------ Items ------

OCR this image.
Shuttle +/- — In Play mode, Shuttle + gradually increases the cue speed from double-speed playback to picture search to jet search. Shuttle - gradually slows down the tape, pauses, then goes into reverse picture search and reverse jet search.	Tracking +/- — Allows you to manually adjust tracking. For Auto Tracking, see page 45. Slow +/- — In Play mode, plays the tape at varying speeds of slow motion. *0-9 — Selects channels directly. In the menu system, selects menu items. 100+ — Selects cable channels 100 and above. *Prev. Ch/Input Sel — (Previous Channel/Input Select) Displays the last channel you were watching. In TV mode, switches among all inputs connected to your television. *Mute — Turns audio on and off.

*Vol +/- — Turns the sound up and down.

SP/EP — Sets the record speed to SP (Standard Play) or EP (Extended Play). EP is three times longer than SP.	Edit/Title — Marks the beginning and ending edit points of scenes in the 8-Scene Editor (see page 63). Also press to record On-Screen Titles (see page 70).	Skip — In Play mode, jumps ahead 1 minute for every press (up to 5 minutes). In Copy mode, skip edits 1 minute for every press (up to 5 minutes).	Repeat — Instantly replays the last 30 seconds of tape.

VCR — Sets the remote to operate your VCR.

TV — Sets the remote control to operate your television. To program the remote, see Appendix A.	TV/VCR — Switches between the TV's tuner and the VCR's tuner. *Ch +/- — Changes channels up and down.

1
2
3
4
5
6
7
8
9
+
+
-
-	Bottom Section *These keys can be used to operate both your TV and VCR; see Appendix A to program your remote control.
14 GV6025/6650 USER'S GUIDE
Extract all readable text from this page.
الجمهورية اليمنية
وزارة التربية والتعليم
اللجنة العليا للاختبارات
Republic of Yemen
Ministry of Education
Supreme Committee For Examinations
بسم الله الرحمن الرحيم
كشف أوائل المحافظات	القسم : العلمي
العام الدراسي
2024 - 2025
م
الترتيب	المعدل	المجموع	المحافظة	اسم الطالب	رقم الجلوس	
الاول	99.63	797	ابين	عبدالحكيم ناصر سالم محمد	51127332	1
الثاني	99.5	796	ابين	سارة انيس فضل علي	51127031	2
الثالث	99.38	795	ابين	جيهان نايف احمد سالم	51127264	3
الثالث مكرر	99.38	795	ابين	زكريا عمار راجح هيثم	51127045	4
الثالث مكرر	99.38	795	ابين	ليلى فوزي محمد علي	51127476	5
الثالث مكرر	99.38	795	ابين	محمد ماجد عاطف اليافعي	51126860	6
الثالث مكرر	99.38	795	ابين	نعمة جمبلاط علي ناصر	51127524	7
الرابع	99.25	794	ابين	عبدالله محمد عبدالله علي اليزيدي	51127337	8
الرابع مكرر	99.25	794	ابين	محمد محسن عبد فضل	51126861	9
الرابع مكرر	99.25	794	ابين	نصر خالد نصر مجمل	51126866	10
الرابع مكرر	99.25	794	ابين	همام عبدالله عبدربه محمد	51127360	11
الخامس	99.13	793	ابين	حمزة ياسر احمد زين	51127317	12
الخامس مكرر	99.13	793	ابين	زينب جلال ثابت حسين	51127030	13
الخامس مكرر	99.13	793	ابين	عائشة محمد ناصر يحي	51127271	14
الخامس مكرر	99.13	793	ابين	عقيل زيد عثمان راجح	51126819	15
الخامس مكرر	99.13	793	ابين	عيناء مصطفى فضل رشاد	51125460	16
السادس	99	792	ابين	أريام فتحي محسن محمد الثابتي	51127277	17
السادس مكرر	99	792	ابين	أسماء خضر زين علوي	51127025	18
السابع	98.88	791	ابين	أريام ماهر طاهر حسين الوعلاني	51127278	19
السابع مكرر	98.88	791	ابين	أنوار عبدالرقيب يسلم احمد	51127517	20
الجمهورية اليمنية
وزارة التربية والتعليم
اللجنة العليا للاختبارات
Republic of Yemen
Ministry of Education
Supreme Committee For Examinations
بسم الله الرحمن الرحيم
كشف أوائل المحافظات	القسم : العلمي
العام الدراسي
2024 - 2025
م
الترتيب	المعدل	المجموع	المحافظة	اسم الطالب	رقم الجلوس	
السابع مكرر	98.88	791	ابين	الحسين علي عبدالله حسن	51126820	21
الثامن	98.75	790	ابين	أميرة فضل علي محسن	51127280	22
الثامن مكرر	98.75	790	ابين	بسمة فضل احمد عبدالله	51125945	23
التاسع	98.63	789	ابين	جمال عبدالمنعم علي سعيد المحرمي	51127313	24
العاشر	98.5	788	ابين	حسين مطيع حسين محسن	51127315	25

------

# [Task]
Work out how many lines above have the string "السادس" in them, and give only the number.

# [Finished exercise]
2